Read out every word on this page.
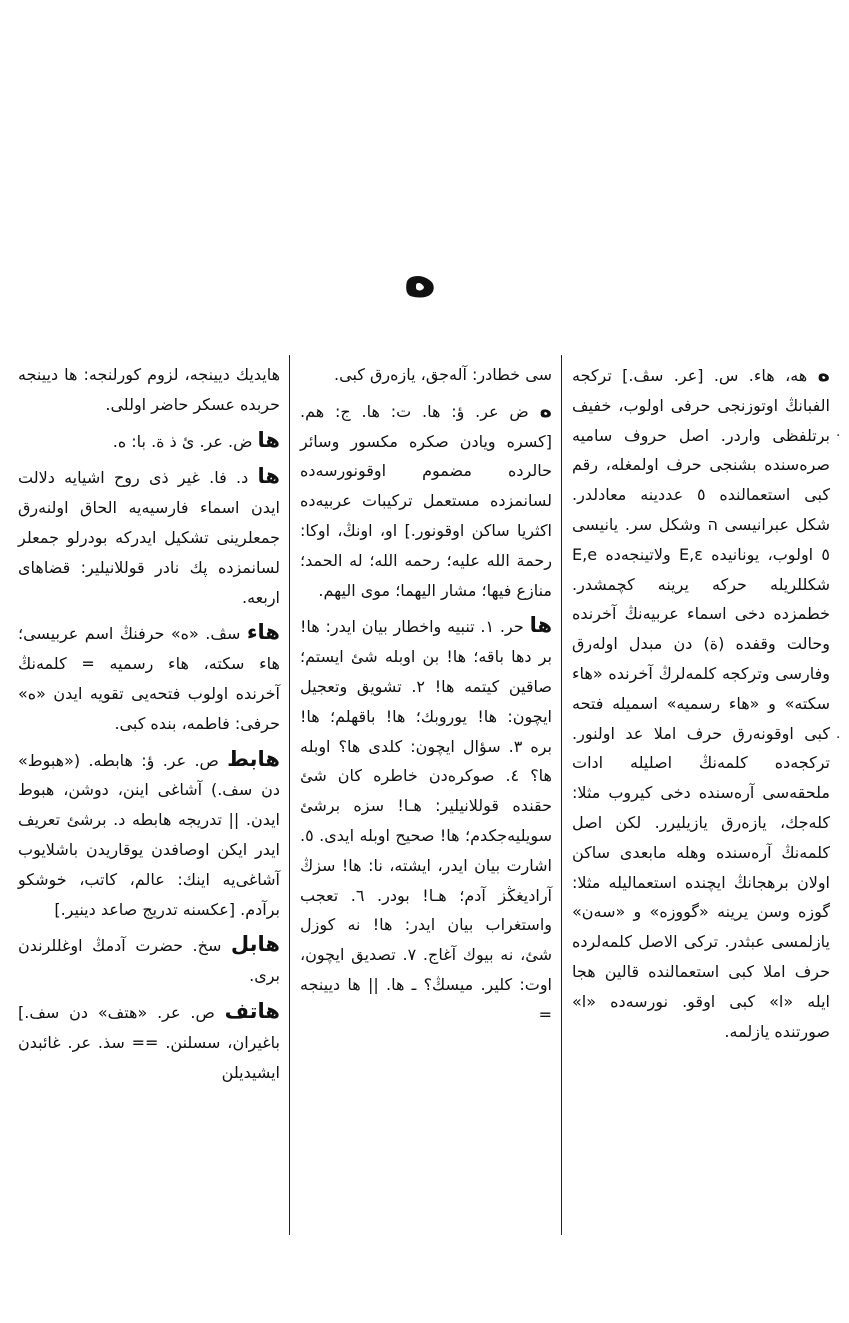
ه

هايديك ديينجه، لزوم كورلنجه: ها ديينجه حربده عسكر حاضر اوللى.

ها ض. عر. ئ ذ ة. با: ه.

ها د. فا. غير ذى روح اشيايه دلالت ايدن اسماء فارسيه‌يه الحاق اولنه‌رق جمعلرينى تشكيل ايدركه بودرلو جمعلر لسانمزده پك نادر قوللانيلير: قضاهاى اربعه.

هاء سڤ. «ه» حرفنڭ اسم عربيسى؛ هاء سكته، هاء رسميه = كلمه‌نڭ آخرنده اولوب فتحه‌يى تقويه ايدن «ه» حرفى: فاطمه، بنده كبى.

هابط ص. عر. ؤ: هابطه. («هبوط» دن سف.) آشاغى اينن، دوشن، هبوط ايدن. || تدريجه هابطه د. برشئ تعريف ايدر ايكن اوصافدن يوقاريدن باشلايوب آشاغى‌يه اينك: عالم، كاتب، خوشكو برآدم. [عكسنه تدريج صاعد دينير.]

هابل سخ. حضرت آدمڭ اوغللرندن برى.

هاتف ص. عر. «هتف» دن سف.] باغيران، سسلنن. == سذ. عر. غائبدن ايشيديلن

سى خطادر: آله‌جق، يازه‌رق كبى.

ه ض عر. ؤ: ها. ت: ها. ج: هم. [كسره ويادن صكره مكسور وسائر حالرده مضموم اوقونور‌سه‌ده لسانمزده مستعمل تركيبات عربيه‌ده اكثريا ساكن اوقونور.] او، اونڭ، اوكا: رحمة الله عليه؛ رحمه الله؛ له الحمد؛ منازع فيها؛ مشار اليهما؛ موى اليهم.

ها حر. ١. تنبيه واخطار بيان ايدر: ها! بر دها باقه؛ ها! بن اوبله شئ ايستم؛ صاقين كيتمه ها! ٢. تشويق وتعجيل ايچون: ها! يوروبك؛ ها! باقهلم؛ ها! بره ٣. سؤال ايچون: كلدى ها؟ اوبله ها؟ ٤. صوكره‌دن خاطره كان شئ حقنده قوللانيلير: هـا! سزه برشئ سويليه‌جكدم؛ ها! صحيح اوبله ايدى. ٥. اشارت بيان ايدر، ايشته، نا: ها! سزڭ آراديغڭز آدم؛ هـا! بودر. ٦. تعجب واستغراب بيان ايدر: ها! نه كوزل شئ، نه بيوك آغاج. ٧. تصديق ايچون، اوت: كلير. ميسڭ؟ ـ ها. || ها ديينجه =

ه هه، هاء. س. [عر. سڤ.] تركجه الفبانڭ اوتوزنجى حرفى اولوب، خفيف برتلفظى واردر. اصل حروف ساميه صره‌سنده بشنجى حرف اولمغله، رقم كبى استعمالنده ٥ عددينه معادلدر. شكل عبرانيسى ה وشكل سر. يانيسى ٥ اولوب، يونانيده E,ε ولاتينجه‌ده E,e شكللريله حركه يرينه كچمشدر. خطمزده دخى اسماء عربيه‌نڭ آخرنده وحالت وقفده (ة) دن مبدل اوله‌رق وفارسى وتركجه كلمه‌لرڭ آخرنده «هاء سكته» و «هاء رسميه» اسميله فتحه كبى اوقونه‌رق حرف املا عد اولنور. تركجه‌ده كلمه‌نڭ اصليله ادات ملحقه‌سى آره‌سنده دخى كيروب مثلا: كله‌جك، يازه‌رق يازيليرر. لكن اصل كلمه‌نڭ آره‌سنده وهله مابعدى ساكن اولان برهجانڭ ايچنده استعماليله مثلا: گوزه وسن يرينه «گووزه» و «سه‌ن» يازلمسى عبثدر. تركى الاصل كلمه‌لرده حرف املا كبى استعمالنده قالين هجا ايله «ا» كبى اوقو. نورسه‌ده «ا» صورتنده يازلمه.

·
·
==
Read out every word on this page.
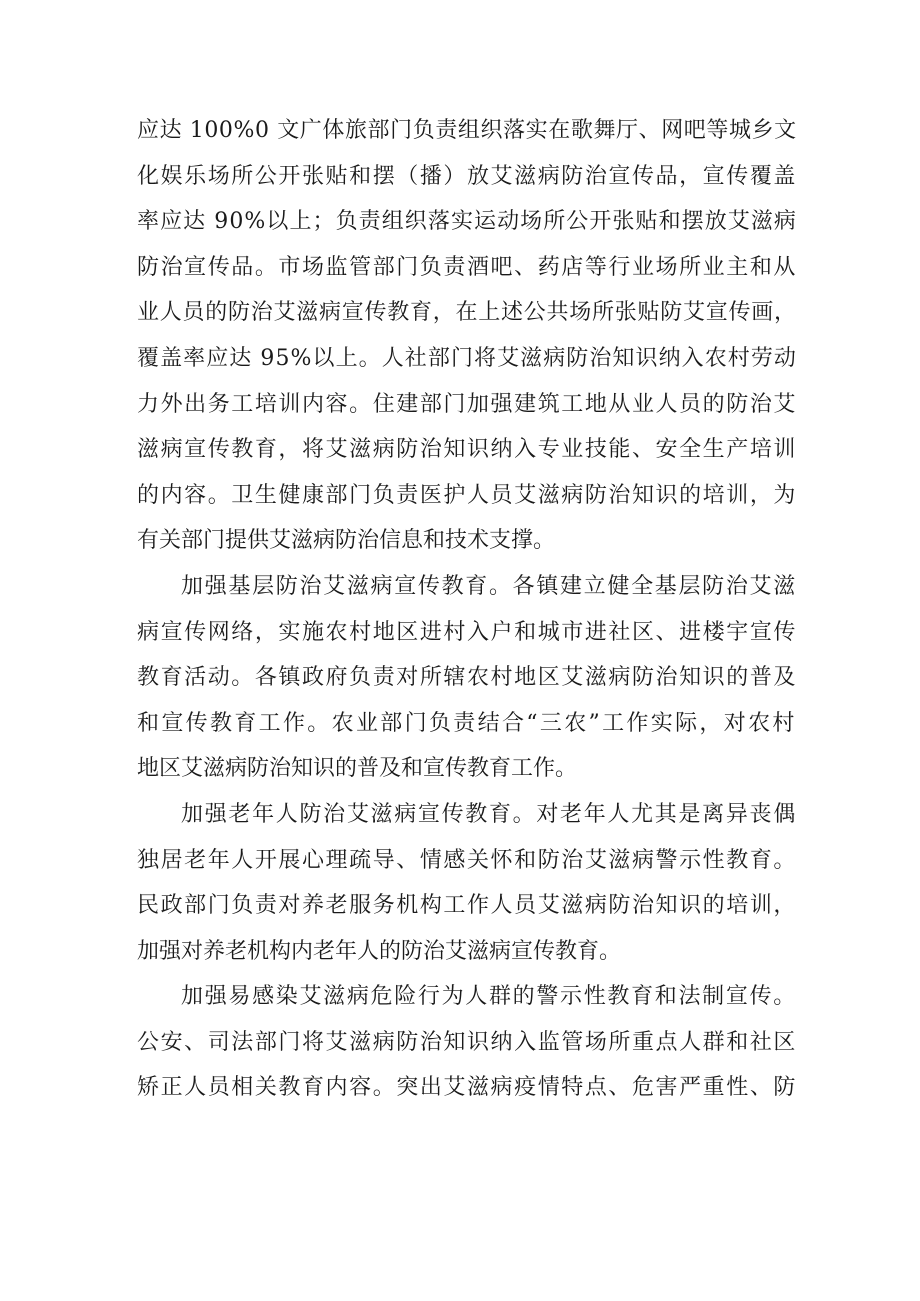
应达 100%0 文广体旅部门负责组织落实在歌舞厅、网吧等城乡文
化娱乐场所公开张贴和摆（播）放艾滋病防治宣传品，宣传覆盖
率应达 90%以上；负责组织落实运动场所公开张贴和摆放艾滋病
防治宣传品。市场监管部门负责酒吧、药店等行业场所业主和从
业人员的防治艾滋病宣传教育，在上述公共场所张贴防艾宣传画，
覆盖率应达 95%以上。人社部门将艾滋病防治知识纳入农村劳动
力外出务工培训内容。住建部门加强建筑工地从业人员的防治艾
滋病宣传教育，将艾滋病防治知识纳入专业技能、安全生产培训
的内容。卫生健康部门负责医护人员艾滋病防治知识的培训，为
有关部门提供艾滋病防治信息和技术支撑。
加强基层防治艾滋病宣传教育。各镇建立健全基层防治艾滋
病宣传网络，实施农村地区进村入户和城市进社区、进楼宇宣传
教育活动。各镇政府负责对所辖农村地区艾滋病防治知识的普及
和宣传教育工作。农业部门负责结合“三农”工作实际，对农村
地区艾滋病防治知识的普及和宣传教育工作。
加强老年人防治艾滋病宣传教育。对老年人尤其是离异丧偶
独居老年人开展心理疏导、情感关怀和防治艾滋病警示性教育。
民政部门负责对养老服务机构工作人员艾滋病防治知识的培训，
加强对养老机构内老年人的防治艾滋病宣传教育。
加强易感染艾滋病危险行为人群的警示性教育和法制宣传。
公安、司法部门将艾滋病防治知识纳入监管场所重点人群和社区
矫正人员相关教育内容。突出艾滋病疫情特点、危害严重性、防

• [Short task] Determine how many lines of the material include the string "لسانمزده". Output only that count.

• [Exercise result] 2